■ REQUIREMENTS
Extract the listing in its entirety, keeping each line identical to the original.

■ Stored records
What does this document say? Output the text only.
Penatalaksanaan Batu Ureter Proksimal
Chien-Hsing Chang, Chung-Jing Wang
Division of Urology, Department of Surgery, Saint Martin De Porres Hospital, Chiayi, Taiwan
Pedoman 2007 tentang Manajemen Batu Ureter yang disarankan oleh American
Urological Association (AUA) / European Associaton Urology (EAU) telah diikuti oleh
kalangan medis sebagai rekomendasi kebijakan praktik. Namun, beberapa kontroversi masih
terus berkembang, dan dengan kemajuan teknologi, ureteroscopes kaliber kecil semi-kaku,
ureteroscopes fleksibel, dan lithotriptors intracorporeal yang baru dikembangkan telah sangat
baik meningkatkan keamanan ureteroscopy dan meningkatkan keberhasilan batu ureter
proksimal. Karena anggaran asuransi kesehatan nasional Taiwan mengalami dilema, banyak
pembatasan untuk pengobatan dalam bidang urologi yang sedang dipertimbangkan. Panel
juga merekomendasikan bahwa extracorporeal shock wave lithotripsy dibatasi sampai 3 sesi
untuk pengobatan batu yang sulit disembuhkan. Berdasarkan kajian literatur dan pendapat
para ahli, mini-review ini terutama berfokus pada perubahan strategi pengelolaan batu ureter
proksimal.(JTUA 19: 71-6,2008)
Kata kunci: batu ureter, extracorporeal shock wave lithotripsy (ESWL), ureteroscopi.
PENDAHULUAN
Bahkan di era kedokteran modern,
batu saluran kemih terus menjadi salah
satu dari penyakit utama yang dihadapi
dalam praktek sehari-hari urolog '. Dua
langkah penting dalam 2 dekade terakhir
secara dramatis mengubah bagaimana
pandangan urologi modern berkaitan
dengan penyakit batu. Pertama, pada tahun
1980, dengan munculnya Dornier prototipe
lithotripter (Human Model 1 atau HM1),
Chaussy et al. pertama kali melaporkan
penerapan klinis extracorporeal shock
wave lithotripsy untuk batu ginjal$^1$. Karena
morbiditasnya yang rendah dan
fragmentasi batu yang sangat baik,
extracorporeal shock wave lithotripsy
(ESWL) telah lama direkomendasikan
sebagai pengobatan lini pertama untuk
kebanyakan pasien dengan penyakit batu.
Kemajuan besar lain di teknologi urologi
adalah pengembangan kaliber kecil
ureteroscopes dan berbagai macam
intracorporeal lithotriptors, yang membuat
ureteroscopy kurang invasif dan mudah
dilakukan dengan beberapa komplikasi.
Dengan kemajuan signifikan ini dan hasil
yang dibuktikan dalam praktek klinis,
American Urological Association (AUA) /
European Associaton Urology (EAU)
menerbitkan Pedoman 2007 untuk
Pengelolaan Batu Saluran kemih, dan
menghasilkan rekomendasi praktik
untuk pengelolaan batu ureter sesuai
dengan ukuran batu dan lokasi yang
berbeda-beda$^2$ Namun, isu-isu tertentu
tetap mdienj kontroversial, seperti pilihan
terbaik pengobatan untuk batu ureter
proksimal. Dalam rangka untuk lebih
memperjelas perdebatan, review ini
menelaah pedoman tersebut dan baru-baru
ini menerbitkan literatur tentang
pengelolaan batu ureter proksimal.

■ THE ANSWER
What does this document say? Output the text only.
Penatalaksanaan Batu Ureter Proksimal
Chien-Hsing Chang, Chung-Jing Wang
Division of Urology, Department of Surgery, Saint Martin De Porres Hospital, Chiayi, Taiwan
Pedoman 2007 tentang Manajemen Batu Ureter yang disarankan oleh American
Urological Association (AUA) / European Associaton Urology (EAU) telah diikuti oleh
kalangan medis sebagai rekomendasi kebijakan praktik. Namun, beberapa kontroversi masih
terus berkembang, dan dengan kemajuan teknologi, ureteroscopes kaliber kecil semi-kaku,
ureteroscopes fleksibel, dan lithotriptors intracorporeal yang baru dikembangkan telah sangat
baik meningkatkan keamanan ureteroscopy dan meningkatkan keberhasilan batu ureter
proksimal. Karena anggaran asuransi kesehatan nasional Taiwan mengalami dilema, banyak
pembatasan untuk pengobatan dalam bidang urologi yang sedang dipertimbangkan. Panel
juga merekomendasikan bahwa extracorporeal shock wave lithotripsy dibatasi sampai 3 sesi
untuk pengobatan batu yang sulit disembuhkan. Berdasarkan kajian literatur dan pendapat
para ahli, mini-review ini terutama berfokus pada perubahan strategi pengelolaan batu ureter
proksimal.(JTUA 19: 71-6,2008)
Kata kunci: batu ureter, extracorporeal shock wave lithotripsy (ESWL), ureteroscopi.
PENDAHULUAN
Bahkan di era kedokteran modern,
batu saluran kemih terus menjadi salah
satu dari penyakit utama yang dihadapi
dalam praktek sehari-hari urolog '. Dua
langkah penting dalam 2 dekade terakhir
secara dramatis mengubah bagaimana
pandangan urologi modern berkaitan
dengan penyakit batu. Pertama, pada tahun
1980, dengan munculnya Dornier prototipe
lithotripter (Human Model 1 atau HM1),
Chaussy et al. pertama kali melaporkan
penerapan klinis extracorporeal shock
wave lithotripsy untuk batu ginjal$^1$. Karena
morbiditasnya yang rendah dan
fragmentasi batu yang sangat baik,
extracorporeal shock wave lithotripsy
(ESWL) telah lama direkomendasikan
sebagai pengobatan lini pertama untuk
kebanyakan pasien dengan penyakit batu.
Kemajuan besar lain di teknologi urologi
adalah pengembangan kaliber kecil
ureteroscopes dan berbagai macam
intracorporeal lithotriptors, yang membuat
ureteroscopy kurang invasif dan mudah
dilakukan dengan beberapa komplikasi.
Dengan kemajuan signifikan ini dan hasil
yang dibuktikan dalam praktek klinis,
American Urological Association (AUA) /
European Associaton Urology (EAU)
menerbitkan Pedoman 2007 untuk
Pengelolaan Batu Saluran kemih, dan
menghasilkan rekomendasi praktik
untuk pengelolaan batu ureter sesuai
dengan ukuran batu dan lokasi yang
berbeda-beda$^2$ Namun, isu-isu tertentu
tetap mdienj kontroversial, seperti pilihan
terbaik pengobatan untuk batu ureter
proksimal. Dalam rangka untuk lebih
memperjelas perdebatan, review ini
menelaah pedoman tersebut dan baru-baru
ini menerbitkan literatur tentang
pengelolaan batu ureter proksimal.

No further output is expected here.